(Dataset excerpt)
-- BEGIN --

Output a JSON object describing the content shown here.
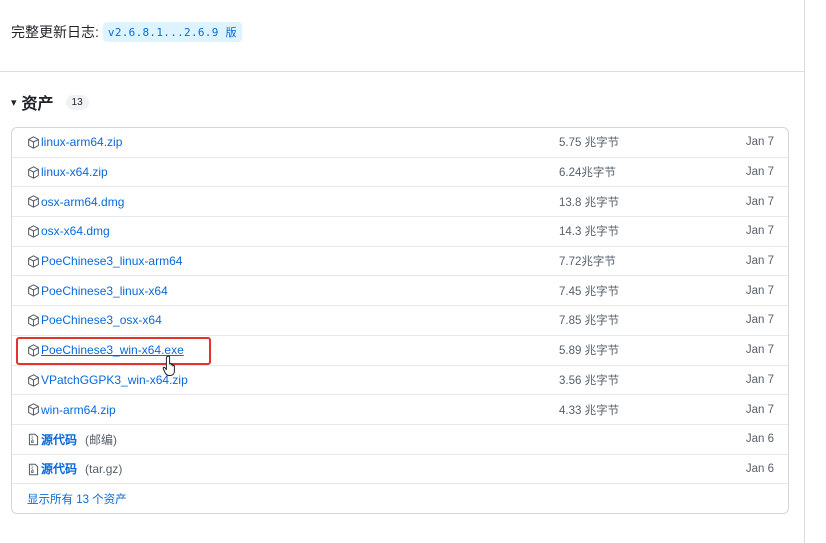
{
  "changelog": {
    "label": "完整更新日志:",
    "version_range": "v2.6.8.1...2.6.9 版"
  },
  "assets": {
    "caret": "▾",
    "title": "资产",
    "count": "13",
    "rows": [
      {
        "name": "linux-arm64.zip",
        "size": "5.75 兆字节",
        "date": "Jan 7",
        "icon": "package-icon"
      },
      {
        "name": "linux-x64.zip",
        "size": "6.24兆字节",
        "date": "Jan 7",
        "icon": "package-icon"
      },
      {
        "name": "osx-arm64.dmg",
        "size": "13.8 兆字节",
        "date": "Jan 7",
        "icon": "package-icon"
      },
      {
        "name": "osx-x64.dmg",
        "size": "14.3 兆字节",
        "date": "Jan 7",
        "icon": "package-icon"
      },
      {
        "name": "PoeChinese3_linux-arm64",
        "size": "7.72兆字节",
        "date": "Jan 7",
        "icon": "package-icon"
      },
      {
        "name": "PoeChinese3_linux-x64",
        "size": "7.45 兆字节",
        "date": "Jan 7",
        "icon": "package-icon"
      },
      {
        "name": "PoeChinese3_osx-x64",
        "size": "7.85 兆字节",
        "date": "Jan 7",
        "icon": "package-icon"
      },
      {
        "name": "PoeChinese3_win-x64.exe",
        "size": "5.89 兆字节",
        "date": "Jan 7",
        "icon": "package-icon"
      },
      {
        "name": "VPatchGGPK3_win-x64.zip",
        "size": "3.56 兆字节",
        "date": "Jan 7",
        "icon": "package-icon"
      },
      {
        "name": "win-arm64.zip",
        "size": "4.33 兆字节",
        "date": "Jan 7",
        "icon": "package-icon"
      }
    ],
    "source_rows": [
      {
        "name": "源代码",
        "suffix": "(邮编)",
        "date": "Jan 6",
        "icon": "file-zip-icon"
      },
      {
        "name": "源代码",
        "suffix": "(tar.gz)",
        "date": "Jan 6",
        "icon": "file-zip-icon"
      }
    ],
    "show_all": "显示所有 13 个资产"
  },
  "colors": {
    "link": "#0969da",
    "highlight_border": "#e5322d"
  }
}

-- END --
-- BEGIN --

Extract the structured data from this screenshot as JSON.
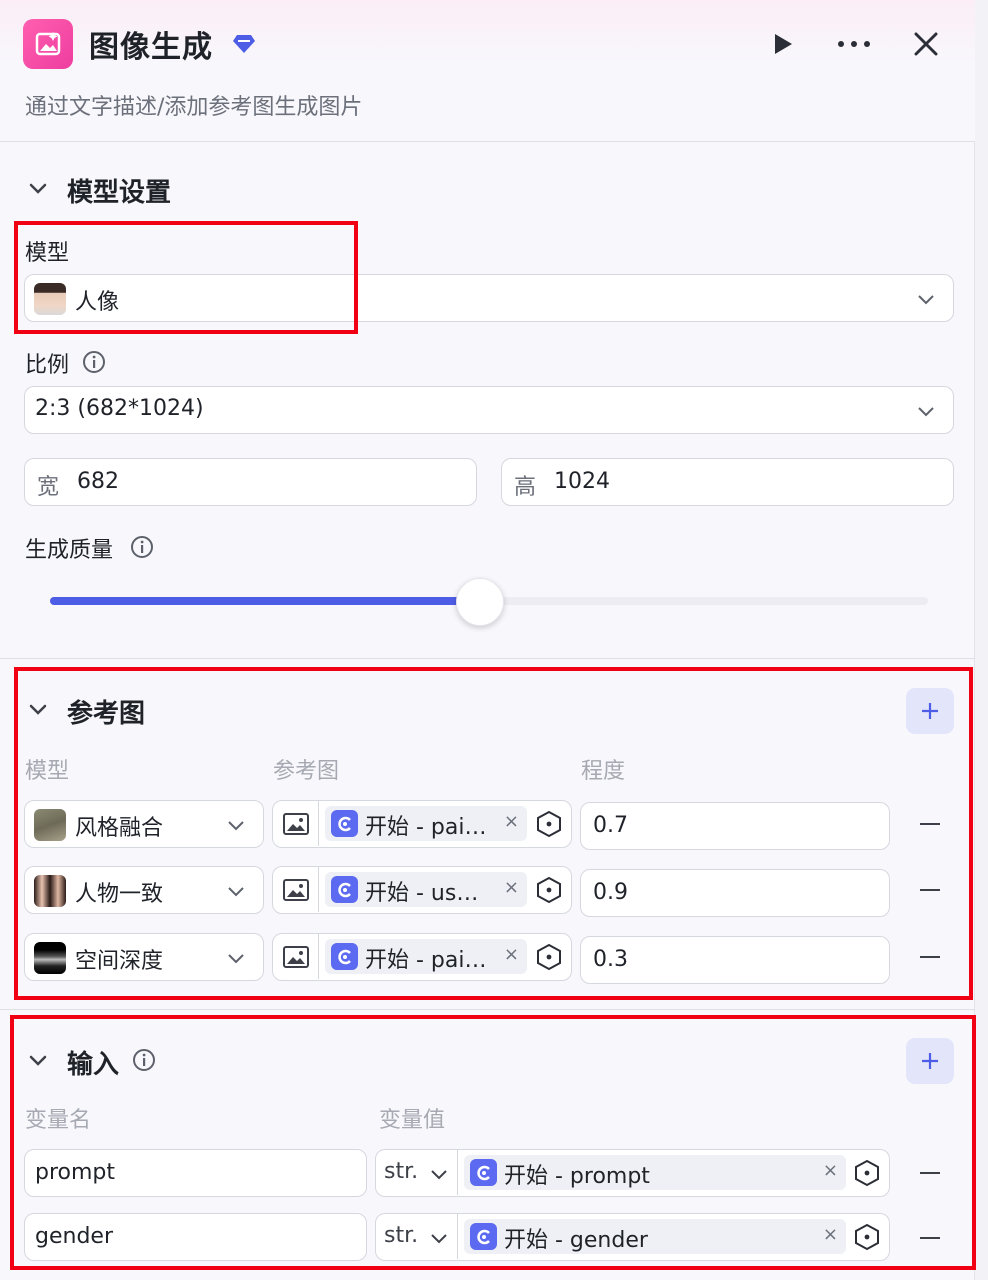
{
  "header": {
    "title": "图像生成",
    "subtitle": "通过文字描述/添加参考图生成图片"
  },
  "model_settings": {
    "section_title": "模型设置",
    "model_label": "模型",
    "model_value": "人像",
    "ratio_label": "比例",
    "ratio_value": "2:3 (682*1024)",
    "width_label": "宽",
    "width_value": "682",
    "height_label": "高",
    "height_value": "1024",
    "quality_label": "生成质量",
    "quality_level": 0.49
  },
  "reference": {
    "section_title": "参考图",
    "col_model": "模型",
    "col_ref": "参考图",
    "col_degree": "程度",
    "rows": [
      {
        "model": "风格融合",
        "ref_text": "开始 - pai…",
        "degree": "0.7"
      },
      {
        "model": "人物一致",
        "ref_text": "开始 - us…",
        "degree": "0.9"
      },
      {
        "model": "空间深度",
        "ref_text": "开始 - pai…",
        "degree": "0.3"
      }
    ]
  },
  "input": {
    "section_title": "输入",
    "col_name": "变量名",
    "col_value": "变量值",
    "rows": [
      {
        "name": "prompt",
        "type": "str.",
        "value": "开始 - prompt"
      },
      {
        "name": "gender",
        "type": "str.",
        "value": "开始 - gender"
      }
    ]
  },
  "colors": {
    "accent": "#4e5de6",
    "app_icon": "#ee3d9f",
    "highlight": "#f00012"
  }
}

-- END --

_The task_
All lines above containing the string "JSON" are to be collected.

_Answer for this exercise_
Output a JSON object describing the content shown here.
Extract the structured data from this screenshot as JSON.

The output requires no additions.